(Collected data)
---+---
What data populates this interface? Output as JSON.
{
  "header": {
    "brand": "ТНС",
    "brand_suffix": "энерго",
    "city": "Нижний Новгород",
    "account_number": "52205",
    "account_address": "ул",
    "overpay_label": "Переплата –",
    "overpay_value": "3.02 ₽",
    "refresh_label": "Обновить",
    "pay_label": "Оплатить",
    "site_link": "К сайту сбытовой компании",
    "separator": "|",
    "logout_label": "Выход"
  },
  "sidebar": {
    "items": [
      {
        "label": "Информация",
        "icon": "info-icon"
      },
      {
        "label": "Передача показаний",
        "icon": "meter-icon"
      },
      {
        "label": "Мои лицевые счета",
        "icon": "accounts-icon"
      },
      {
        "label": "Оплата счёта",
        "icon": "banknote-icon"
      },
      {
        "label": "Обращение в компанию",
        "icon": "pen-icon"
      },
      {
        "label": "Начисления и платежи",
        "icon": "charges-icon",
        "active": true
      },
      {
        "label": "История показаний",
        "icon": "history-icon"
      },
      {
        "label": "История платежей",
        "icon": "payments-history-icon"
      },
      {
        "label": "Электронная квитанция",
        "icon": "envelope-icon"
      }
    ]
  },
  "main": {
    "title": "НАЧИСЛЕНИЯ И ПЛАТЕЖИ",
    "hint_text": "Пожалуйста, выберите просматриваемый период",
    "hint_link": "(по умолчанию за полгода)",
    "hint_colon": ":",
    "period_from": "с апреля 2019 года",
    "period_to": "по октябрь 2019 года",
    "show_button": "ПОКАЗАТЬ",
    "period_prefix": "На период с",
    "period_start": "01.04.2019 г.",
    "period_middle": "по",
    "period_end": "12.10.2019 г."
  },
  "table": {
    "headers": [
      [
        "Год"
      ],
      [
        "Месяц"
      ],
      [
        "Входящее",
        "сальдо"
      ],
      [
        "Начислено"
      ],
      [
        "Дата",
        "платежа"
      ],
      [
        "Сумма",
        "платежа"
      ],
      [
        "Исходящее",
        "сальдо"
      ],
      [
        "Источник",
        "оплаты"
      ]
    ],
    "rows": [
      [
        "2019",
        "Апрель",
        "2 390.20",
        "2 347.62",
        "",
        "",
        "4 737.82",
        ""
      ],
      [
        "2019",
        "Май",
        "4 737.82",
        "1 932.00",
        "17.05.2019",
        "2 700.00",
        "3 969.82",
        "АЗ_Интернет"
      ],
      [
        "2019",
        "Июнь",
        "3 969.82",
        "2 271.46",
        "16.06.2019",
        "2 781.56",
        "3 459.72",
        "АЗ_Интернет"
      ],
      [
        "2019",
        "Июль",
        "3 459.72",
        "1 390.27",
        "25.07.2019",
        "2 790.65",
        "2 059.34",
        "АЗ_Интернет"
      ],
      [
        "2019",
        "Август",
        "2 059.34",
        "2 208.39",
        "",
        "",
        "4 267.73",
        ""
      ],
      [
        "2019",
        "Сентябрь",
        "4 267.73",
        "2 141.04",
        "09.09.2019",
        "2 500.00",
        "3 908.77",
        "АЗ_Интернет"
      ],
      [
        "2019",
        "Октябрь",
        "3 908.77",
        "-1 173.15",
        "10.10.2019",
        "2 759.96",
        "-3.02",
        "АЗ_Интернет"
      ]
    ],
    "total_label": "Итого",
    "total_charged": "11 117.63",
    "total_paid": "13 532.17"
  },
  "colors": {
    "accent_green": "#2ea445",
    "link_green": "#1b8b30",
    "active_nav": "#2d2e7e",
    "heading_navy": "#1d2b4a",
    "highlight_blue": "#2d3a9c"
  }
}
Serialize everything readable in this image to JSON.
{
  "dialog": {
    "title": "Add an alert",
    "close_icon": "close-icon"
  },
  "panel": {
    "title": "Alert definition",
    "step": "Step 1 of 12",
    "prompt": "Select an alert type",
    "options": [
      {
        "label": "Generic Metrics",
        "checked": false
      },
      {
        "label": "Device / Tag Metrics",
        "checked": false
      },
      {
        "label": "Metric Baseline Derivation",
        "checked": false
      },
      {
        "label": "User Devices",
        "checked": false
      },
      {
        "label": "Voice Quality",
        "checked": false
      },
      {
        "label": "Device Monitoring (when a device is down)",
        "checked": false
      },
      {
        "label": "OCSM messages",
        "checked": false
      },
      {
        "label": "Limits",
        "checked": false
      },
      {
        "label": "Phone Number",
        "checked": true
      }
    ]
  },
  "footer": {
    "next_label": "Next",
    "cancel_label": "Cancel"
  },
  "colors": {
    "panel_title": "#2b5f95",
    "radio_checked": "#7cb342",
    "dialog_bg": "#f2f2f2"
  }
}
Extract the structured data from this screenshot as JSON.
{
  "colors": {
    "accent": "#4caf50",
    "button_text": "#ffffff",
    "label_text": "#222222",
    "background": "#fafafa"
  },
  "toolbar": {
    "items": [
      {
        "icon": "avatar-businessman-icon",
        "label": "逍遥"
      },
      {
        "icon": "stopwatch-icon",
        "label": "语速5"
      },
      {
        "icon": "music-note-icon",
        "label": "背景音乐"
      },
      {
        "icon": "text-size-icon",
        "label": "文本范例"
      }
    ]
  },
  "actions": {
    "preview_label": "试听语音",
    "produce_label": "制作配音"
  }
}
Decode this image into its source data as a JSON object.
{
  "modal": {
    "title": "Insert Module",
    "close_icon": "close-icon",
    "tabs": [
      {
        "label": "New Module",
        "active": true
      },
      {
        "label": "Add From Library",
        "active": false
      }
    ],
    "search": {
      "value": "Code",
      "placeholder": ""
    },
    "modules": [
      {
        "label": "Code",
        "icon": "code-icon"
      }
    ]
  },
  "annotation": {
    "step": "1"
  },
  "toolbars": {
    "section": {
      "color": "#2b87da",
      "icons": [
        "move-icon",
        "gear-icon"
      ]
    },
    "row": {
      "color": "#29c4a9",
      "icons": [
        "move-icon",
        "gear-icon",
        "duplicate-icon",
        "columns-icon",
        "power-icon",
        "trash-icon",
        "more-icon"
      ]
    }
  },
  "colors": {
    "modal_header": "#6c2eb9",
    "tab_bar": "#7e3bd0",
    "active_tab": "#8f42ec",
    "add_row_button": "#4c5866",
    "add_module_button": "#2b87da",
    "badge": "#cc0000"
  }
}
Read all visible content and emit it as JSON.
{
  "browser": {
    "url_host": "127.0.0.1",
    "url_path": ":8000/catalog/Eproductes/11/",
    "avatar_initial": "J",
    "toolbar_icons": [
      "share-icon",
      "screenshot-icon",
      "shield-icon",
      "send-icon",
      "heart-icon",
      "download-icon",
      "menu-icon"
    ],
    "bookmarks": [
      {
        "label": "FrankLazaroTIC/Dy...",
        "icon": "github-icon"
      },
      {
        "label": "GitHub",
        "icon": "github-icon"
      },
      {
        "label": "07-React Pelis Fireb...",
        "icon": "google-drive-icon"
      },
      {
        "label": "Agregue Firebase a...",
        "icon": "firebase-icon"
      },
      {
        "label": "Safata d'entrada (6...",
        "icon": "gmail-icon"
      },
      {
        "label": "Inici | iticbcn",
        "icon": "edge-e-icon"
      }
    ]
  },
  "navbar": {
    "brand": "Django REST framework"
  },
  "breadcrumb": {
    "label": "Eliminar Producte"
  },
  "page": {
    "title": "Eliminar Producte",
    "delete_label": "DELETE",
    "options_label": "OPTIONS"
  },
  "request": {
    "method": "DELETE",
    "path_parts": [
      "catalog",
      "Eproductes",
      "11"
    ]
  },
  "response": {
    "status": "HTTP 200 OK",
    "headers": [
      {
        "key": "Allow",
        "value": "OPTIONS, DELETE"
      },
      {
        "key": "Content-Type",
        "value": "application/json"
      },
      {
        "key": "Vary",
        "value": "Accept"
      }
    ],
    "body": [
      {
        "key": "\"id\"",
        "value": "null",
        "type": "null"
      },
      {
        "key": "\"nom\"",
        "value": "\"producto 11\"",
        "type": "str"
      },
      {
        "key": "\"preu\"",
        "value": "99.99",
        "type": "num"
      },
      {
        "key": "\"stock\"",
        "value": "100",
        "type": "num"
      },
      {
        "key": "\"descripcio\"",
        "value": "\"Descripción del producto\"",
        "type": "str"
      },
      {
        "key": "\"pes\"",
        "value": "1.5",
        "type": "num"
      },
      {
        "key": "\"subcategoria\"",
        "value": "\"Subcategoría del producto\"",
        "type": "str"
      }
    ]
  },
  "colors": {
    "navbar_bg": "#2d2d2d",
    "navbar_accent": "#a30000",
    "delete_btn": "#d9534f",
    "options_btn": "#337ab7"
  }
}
---+---
**Task to carry out**
Wherever the string "Eliminar" appears in the entries above, list that line.

**Answer for this exercise**
    "label": "Eliminar Producte"
    "title": "Eliminar Producte",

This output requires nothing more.